--- Start of Information given ---
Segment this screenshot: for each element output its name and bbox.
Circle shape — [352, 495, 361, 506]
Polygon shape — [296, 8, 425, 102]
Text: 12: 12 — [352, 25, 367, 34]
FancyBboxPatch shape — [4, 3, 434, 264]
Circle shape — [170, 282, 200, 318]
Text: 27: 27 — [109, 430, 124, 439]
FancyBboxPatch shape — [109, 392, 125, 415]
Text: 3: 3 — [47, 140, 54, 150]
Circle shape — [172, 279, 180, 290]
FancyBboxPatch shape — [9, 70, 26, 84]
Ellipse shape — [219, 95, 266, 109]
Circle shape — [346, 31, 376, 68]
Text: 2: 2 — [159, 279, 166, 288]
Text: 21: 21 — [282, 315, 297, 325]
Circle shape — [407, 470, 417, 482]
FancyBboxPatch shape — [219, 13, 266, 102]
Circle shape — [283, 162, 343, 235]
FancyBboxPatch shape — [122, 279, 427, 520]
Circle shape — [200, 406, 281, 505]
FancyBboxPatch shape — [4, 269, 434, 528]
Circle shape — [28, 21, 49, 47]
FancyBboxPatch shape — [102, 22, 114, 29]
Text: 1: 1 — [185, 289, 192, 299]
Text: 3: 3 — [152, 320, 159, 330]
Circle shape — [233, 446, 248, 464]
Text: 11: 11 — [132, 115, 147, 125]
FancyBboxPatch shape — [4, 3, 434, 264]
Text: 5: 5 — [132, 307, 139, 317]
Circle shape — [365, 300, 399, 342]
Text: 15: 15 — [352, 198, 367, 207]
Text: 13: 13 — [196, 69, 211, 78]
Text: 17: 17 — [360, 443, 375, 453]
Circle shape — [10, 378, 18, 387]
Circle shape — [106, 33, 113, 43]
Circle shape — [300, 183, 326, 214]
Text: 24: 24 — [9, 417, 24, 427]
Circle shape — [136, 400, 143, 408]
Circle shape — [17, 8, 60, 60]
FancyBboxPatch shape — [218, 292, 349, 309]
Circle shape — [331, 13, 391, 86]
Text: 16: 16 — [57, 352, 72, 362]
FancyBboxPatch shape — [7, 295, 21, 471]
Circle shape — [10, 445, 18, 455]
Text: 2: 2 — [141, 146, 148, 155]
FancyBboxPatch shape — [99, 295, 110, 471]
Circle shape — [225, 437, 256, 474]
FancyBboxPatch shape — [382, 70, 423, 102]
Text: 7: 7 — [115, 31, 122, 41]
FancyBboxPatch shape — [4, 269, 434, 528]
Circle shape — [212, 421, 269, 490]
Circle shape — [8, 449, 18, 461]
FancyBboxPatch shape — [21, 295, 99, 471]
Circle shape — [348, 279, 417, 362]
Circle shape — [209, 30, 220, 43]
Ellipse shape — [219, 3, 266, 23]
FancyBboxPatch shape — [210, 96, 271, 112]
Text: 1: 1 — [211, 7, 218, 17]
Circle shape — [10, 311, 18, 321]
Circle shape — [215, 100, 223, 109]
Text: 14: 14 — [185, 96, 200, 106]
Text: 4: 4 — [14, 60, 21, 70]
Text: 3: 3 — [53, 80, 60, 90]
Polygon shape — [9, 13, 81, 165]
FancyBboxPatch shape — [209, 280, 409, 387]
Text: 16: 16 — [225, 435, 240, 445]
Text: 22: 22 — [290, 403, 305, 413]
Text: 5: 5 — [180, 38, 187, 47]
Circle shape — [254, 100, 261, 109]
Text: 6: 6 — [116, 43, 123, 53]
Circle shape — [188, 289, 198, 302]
--- End of Information given ---
Exercise details> Copy every item above, line for line and without any change.

Complete response>
Segment this screenshot: for each element output its name and bbox.
Circle shape — [352, 495, 361, 506]
Polygon shape — [296, 8, 425, 102]
Text: 12: 12 — [352, 25, 367, 34]
FancyBboxPatch shape — [4, 3, 434, 264]
Circle shape — [170, 282, 200, 318]
Text: 27: 27 — [109, 430, 124, 439]
FancyBboxPatch shape — [109, 392, 125, 415]
Text: 3: 3 — [47, 140, 54, 150]
Circle shape — [172, 279, 180, 290]
FancyBboxPatch shape — [9, 70, 26, 84]
Ellipse shape — [219, 95, 266, 109]
Circle shape — [346, 31, 376, 68]
Text: 2: 2 — [159, 279, 166, 288]
Text: 21: 21 — [282, 315, 297, 325]
Circle shape — [407, 470, 417, 482]
FancyBboxPatch shape — [219, 13, 266, 102]
Circle shape — [283, 162, 343, 235]
FancyBboxPatch shape — [122, 279, 427, 520]
Circle shape — [200, 406, 281, 505]
FancyBboxPatch shape — [4, 269, 434, 528]
Circle shape — [28, 21, 49, 47]
FancyBboxPatch shape — [102, 22, 114, 29]
Text: 1: 1 — [185, 289, 192, 299]
Text: 3: 3 — [152, 320, 159, 330]
Circle shape — [233, 446, 248, 464]
Text: 11: 11 — [132, 115, 147, 125]
FancyBboxPatch shape — [4, 3, 434, 264]
Text: 5: 5 — [132, 307, 139, 317]
Circle shape — [365, 300, 399, 342]
Text: 15: 15 — [352, 198, 367, 207]
Text: 13: 13 — [196, 69, 211, 78]
Text: 17: 17 — [360, 443, 375, 453]
Circle shape — [10, 378, 18, 387]
Circle shape — [106, 33, 113, 43]
Circle shape — [300, 183, 326, 214]
Text: 24: 24 — [9, 417, 24, 427]
Circle shape — [136, 400, 143, 408]
Circle shape — [17, 8, 60, 60]
FancyBboxPatch shape — [218, 292, 349, 309]
Circle shape — [331, 13, 391, 86]
Text: 16: 16 — [57, 352, 72, 362]
FancyBboxPatch shape — [7, 295, 21, 471]
Circle shape — [10, 445, 18, 455]
Text: 2: 2 — [141, 146, 148, 155]
FancyBboxPatch shape — [99, 295, 110, 471]
Circle shape — [225, 437, 256, 474]
FancyBboxPatch shape — [382, 70, 423, 102]
Text: 7: 7 — [115, 31, 122, 41]
FancyBboxPatch shape — [4, 269, 434, 528]
Circle shape — [212, 421, 269, 490]
Circle shape — [8, 449, 18, 461]
FancyBboxPatch shape — [21, 295, 99, 471]
Circle shape — [348, 279, 417, 362]
Circle shape — [209, 30, 220, 43]
Ellipse shape — [219, 3, 266, 23]
FancyBboxPatch shape — [210, 96, 271, 112]
Text: 1: 1 — [211, 7, 218, 17]
Circle shape — [10, 311, 18, 321]
Circle shape — [215, 100, 223, 109]
Text: 14: 14 — [185, 96, 200, 106]
Text: 4: 4 — [14, 60, 21, 70]
Text: 3: 3 — [53, 80, 60, 90]
Polygon shape — [9, 13, 81, 165]
FancyBboxPatch shape — [209, 280, 409, 387]
Text: 16: 16 — [225, 435, 240, 445]
Text: 22: 22 — [290, 403, 305, 413]
Text: 5: 5 — [180, 38, 187, 47]
Circle shape — [254, 100, 261, 109]
Text: 6: 6 — [116, 43, 123, 53]
Circle shape — [188, 289, 198, 302]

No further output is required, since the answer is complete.